▶ Problem: Quote all entries in full, exactly.

▶ Supplied data:
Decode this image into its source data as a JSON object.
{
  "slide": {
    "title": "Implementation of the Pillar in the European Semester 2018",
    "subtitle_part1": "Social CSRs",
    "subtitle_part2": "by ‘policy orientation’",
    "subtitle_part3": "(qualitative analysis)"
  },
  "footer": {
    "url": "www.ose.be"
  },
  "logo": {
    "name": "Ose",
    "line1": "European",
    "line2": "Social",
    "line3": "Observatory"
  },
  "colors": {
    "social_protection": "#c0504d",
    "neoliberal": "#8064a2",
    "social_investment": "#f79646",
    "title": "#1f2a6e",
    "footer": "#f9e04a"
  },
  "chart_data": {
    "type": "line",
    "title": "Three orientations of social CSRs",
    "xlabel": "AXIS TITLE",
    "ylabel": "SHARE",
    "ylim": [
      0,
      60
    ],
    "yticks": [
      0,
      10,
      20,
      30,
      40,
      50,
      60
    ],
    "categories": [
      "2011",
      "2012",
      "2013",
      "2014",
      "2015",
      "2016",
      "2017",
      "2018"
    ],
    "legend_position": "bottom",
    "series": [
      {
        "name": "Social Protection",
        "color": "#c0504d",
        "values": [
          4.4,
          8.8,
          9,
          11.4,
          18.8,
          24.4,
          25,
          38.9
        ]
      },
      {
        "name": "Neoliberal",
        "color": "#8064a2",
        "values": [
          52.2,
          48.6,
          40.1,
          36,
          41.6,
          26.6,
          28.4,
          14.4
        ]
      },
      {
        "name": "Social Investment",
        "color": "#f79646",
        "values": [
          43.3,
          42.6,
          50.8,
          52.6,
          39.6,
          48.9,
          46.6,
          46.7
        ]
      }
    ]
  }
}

▶ Output of the task:
Decode this image into its source data as a JSON object.
{
  "slide": {
    "title": "Implementation of the Pillar in the European Semester 2018",
    "subtitle_part1": "Social CSRs",
    "subtitle_part2": "by ‘policy orientation’",
    "subtitle_part3": "(qualitative analysis)"
  },
  "footer": {
    "url": "www.ose.be"
  },
  "logo": {
    "name": "Ose",
    "line1": "European",
    "line2": "Social",
    "line3": "Observatory"
  },
  "colors": {
    "social_protection": "#c0504d",
    "neoliberal": "#8064a2",
    "social_investment": "#f79646",
    "title": "#1f2a6e",
    "footer": "#f9e04a"
  },
  "chart_data": {
    "type": "line",
    "title": "Three orientations of social CSRs",
    "xlabel": "AXIS TITLE",
    "ylabel": "SHARE",
    "ylim": [
      0,
      60
    ],
    "yticks": [
      0,
      10,
      20,
      30,
      40,
      50,
      60
    ],
    "categories": [
      "2011",
      "2012",
      "2013",
      "2014",
      "2015",
      "2016",
      "2017",
      "2018"
    ],
    "legend_position": "bottom",
    "series": [
      {
        "name": "Social Protection",
        "color": "#c0504d",
        "values": [
          4.4,
          8.8,
          9,
          11.4,
          18.8,
          24.4,
          25,
          38.9
        ]
      },
      {
        "name": "Neoliberal",
        "color": "#8064a2",
        "values": [
          52.2,
          48.6,
          40.1,
          36,
          41.6,
          26.6,
          28.4,
          14.4
        ]
      },
      {
        "name": "Social Investment",
        "color": "#f79646",
        "values": [
          43.3,
          42.6,
          50.8,
          52.6,
          39.6,
          48.9,
          46.6,
          46.7
        ]
      }
    ]
  }
}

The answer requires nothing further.